Te-Chiang has served as the Concertmaster of Southwest Minnesota Orchestra, Minnetonka
Symphony Orchestra, and the Guest Concertmaster for Wichita Symphony Orchestra. Mr. Liu currently performs as a regular extra musician with the Minnesota Orchestra, and as Concertmaster of the Sioux City Symphony Orchestra.
Te-Chiang was the founder and the Artistic Director of Southwest Minnesota String Festival and St. Mary’s University String Festival, and the first violinist of Meadowlarks String Quartet. The Meadowlark string quartet is currently in an Artistic Partnership with St. Mary’s University in Winona, Minnesota. In addition, Te-Chiang maintains an active private teaching studio in the Minneapolis metro area and teaches as middle school orchestra teacher at the Yinghua Academy.
Justin Dunlap Lighting Designer
Trained in theater from a young age, Justin never outgrew the thrill of applause and he never will. Justin was accepted to Northeastern State University on academic and theater scholarships. In order to audition for plays in the University’s Theater program, one must first earn hours in the technical department. That is where his love of lighting began, and that affair has taken him far and wide. From Edmonton to Florida, Long Island to Sacramento, between Rock and Roll, Opera, Comedy, Classical Symphony and Television, the world of lighting opened a world of travel and an opportunity to support and raise his family.
Resident Lighting Designer for the Oregon Symphony Orchestra since 2004, he has designed
works such as Bluebeard’s Castle with Dale Chihuly as scenic designer, Persephone with Michael Curry as scenic and puppet designer, Gospel Christmas with Dr. Charles Floyd and countless pop shows. The OSO is where his symphonic journey began. Through that artistic family, he was able to meet Windborne Music, which brought him along to do lights for their shows around the country, including The Music of Queen with the Sioux City Symphony Orchestra in February of 2020.

▶ THE RECORDS:
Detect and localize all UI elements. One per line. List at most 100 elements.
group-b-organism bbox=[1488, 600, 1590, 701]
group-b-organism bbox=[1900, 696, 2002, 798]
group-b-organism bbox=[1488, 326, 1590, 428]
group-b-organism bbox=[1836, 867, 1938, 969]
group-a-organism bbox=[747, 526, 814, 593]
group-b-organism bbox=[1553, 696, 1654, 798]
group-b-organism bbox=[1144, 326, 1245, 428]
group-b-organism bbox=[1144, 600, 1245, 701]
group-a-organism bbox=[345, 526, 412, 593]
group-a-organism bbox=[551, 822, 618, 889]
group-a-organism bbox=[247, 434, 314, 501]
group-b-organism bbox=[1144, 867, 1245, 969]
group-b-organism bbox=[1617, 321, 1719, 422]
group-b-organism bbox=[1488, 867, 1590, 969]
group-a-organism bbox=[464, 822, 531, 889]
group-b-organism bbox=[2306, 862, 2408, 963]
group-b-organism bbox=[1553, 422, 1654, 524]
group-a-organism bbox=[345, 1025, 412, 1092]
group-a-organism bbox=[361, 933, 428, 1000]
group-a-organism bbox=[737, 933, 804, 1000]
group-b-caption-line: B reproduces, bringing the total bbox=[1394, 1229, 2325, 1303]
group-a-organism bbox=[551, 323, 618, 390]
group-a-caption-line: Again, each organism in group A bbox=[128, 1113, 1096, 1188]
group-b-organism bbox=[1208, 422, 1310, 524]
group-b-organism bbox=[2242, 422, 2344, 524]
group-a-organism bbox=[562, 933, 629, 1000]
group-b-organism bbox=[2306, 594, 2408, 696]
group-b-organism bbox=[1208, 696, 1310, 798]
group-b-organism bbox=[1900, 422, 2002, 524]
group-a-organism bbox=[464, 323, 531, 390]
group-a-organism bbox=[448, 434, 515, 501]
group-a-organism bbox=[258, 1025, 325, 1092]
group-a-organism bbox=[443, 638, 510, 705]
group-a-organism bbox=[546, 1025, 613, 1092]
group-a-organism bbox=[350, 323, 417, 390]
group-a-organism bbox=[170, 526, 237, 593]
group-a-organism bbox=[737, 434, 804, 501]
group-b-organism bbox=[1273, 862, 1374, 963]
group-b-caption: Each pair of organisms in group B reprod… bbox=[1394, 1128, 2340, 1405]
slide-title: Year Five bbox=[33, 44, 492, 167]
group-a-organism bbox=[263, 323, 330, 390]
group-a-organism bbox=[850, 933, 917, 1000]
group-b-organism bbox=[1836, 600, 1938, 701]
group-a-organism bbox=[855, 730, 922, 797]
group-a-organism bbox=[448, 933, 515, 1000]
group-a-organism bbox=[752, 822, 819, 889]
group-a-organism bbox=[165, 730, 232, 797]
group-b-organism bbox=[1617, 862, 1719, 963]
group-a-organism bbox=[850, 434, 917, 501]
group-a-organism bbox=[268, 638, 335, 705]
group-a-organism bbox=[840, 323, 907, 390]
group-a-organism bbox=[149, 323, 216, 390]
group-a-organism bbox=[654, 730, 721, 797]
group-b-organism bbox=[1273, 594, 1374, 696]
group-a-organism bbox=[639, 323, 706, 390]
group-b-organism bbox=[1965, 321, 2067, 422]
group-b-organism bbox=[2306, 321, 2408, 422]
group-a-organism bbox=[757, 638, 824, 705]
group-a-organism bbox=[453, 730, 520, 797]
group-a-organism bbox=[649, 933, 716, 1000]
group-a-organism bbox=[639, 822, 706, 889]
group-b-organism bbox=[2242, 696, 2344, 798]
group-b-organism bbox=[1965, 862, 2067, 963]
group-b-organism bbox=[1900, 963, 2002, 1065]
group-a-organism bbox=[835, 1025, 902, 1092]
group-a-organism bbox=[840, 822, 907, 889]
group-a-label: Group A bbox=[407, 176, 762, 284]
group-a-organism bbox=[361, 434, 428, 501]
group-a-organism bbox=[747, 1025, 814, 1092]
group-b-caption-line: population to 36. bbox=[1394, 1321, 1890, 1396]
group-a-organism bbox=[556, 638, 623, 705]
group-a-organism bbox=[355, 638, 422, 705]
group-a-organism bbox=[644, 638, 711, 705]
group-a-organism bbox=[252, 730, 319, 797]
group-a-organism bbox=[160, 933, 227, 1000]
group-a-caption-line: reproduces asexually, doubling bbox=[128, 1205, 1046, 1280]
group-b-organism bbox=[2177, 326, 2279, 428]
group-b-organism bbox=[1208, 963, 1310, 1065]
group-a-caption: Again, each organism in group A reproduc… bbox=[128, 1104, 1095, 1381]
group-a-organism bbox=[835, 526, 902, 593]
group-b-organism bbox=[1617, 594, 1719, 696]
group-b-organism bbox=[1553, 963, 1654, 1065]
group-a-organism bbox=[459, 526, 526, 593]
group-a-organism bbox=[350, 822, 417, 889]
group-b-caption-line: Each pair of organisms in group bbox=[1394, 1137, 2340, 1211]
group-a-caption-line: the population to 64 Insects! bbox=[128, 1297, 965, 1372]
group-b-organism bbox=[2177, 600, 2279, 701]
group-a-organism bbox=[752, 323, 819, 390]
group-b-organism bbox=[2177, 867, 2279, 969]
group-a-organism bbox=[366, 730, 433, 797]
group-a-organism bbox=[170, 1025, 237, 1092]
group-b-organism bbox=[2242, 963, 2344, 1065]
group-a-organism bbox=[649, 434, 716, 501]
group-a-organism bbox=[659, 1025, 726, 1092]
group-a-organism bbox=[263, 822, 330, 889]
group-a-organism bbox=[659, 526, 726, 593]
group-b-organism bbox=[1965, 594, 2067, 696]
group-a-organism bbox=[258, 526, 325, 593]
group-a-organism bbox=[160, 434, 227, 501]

▶ WORK INSTRUCTIONS:
1 - Extract, unchanged, everything in the records from their first line down to the line containing "group-b-organism bbox=[1144, 867, 1245, 969]", both ends included.
2 - Extend the performer biographies past their final sentence.
The records are unrelated to the text about the performers.

▶ RESPONSES TO THE TASKS:
1 -
Detect and localize all UI elements. One per line. List at most 100 elements.
group-b-organism bbox=[1488, 600, 1590, 701]
group-b-organism bbox=[1900, 696, 2002, 798]
group-b-organism bbox=[1488, 326, 1590, 428]
group-b-organism bbox=[1836, 867, 1938, 969]
group-a-organism bbox=[747, 526, 814, 593]
group-b-organism bbox=[1553, 696, 1654, 798]
group-b-organism bbox=[1144, 326, 1245, 428]
group-b-organism bbox=[1144, 600, 1245, 701]
group-a-organism bbox=[345, 526, 412, 593]
group-a-organism bbox=[551, 822, 618, 889]
group-a-organism bbox=[247, 434, 314, 501]
group-b-organism bbox=[1144, 867, 1245, 969]

2 -
In addition to lighting design for live music, Dunlap works in television with such shows as Grimm, Leverage, and The Librarians and Stranger Things. Major live events such as the Super Bowl Experience, the Major League Baseball Draft, New Years Las Vegas with Imagine Dragons, Watershed Festival and Sasquatch Festival at the Gorge Amphitheater in Washington and Dandy Warhols Live at the Lot, keep him advancing his techniques and skill set. Variety of art is what makes him happy and with new works being produced continuously, he will have no lack of joy for years to come.
Max Richter Recomposed: Divaldi - The Four Seasons (2011-2012)
The twentieth century brought a reset of our relationship to music, as a recorded performance could be heard almost limitlessly (and the “almost” can now be removed). A case in point is Vivaldi’s The Four Seasons, the set of four short Baroque violin concertos widely considered the peak of their creator’s output.
Enter the German-born British composer Max Richter, steeped in the minimalist musical world
with its versatile applications toward concerts, ballet, film, and TV. He grew up in the 1970s and ‘80s when Vivaldi’s Seasons were already very familiar to audiences. His youthful love for the cycle was worn down by overexposure and eventual appropriation of the music by the advertising industry as classical cliché.
Thus in 2011, Richter “recomposed” The Four Seasons for an October 2012 concert. In a way, he is a natural fit, coming as he does from frequently programmatic musical experiences. Most of his projects have a clear narrative or express social purpose attached. Richter is known for his evocative screen scores, essentially the ultimate program music. Likewise, Vivaldi’s original has a play-by-play design aligning with its own accompanying text about weather and resultant human activities.
Perhaps the closest comparison of sourcing is Stravinsky’s transformation of Baroque excerpts in his 1920 ballet Pulcinella, but those were drawn from multiple works (and unbeknownst to him, composers). Richter may be the first to take such a large single body of music as a basis even though only a minority is germinal.
Many others have made arrangements of the Seasons, but Richter does more. First, he retains
the solo violin, by no means a given. But his process entails a number of things—extracting motives, elaborating them into dance-style grooves—and crucially reducing the texture of dialogue between soloist and orchestra. This is what makes a good deal of the overhauled piece sound like Richter, smoothing out the aural landscape.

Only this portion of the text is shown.